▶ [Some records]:
- - - -

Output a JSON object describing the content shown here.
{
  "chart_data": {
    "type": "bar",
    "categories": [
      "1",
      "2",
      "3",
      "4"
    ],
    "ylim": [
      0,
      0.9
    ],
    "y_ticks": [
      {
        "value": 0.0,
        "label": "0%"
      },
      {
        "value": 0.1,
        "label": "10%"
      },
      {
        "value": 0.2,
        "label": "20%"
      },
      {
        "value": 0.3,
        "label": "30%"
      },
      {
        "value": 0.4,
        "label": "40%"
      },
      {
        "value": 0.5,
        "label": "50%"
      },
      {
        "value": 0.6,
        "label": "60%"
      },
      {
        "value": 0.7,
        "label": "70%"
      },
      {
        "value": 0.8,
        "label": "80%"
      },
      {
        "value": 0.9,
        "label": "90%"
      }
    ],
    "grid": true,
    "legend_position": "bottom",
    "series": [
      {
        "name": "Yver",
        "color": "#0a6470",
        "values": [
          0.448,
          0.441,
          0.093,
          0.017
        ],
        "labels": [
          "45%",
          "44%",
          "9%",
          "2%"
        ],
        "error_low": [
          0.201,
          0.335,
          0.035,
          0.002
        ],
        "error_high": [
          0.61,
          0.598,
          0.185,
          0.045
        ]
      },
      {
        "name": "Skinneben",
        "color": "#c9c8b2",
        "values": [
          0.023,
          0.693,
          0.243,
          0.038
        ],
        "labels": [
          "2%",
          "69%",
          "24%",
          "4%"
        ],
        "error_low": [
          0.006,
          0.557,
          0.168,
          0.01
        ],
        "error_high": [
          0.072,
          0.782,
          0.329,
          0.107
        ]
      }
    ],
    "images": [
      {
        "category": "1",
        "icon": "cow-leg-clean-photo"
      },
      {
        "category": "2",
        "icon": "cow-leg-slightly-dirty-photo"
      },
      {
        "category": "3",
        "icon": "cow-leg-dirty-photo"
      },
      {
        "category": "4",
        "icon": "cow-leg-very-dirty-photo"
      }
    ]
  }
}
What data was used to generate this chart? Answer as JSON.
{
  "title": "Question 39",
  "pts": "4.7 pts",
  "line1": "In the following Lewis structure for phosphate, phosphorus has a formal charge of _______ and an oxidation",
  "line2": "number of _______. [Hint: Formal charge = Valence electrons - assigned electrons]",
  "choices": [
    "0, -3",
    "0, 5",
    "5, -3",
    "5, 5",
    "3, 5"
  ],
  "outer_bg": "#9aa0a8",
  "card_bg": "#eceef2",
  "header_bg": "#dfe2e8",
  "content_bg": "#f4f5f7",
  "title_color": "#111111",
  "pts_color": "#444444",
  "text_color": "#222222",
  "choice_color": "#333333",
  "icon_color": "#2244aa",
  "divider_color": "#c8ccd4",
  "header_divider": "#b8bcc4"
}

- - - -

▶ [Aim of the exercise]:
Return the line that contains "What data was" and all lines after it, verbatim, and nothing else.

▶ [Worked solution]:
What data was used to generate this chart? Answer as JSON.
{
  "title": "Question 39",
  "pts": "4.7 pts",
  "line1": "In the following Lewis structure for phosphate, phosphorus has a formal charge of _______ and an oxidation",
  "line2": "number of _______. [Hint: Formal charge = Valence electrons - assigned electrons]",
  "choices": [
    "0, -3",
    "0, 5",
    "5, -3",
    "5, 5",
    "3, 5"
  ],
  "outer_bg": "#9aa0a8",
  "card_bg": "#eceef2",
  "header_bg": "#dfe2e8",
  "content_bg": "#f4f5f7",
  "title_color": "#111111",
  "pts_color": "#444444",
  "text_color": "#222222",
  "choice_color": "#333333",
  "icon_color": "#2244aa",
  "divider_color": "#c8ccd4",
  "header_divider": "#b8bcc4"
}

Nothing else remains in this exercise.